*GIVEN REQUEST:*
Check each line of the data for "assistant" and select those that have it.

*RECORDS:*
========
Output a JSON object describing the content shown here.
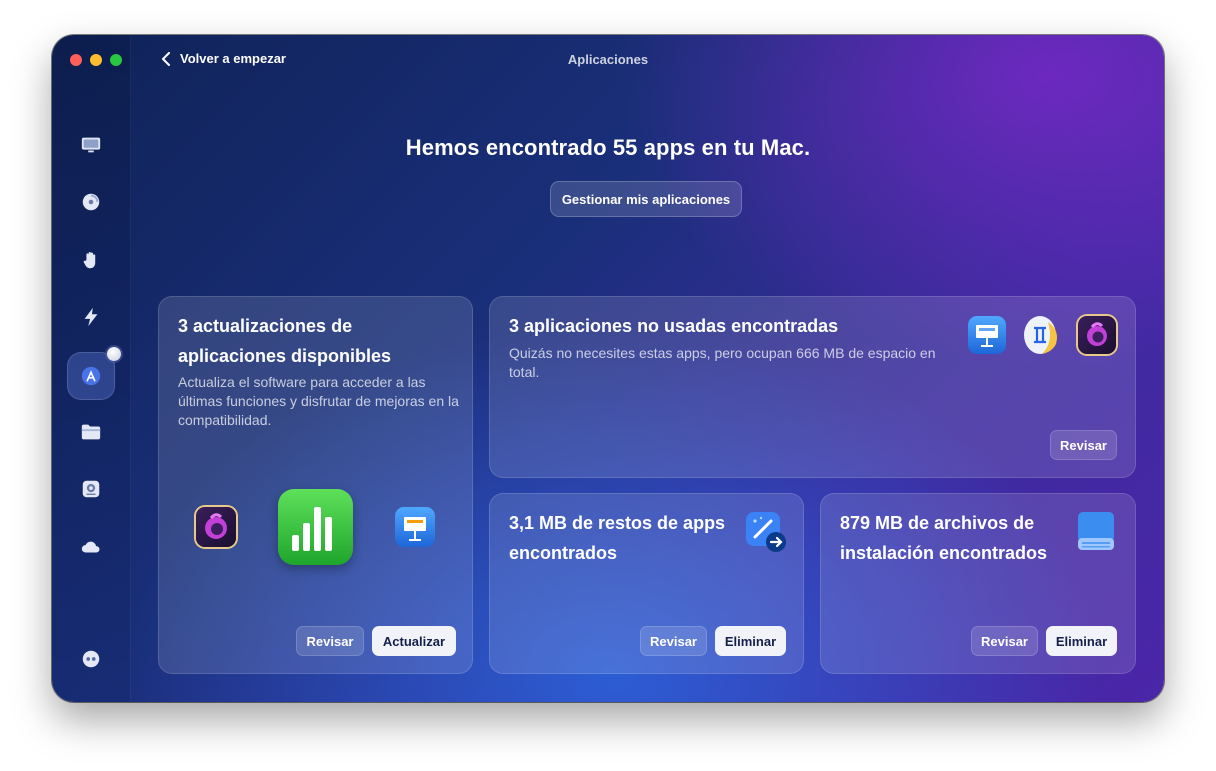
{
  "window": {
    "title": "Aplicaciones",
    "back_label": "Volver a empezar"
  },
  "sidebar": {
    "items": [
      {
        "name": "sidebar-item-smart-care",
        "icon": "monitor-icon"
      },
      {
        "name": "sidebar-item-cleanup",
        "icon": "disc-icon"
      },
      {
        "name": "sidebar-item-protection",
        "icon": "hand-icon"
      },
      {
        "name": "sidebar-item-performance",
        "icon": "lightning-icon"
      },
      {
        "name": "sidebar-item-applications",
        "icon": "app-store-icon",
        "active": true
      },
      {
        "name": "sidebar-item-my-clutter",
        "icon": "folder-icon"
      },
      {
        "name": "sidebar-item-space-lens",
        "icon": "drive-icon"
      },
      {
        "name": "sidebar-item-cloud",
        "icon": "cloud-icon"
      },
      {
        "name": "sidebar-item-assistant",
        "icon": "assistant-icon"
      }
    ]
  },
  "main": {
    "headline": "Hemos encontrado 55 apps en tu Mac.",
    "manage_button": "Gestionar mis aplicaciones",
    "cards": {
      "updates": {
        "title_line1": "3 actualizaciones de",
        "title_line2": "aplicaciones disponibles",
        "description": "Actualiza el software para acceder a las últimas funciones y disfrutar de mejoras en la compatibilidad.",
        "review_label": "Revisar",
        "action_label": "Actualizar"
      },
      "unused": {
        "title": "3 aplicaciones no usadas encontradas",
        "description": "Quizás no necesites estas apps, pero ocupan 666 MB de espacio en total.",
        "review_label": "Revisar"
      },
      "leftovers": {
        "title_line1": "3,1 MB de restos de apps",
        "title_line2": "encontrados",
        "review_label": "Revisar",
        "action_label": "Eliminar"
      },
      "installers": {
        "title_line1": "879 MB de archivos de",
        "title_line2": "instalación encontrados",
        "review_label": "Revisar",
        "action_label": "Eliminar"
      }
    }
  },
  "colors": {
    "accent": "#f2f3f8",
    "window_dark": "#0f2257",
    "window_purple": "#4b26a8"
  }
}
========
*WRITTEN SOLUTION:*
        "name": "sidebar-item-assistant",
        "icon": "assistant-icon"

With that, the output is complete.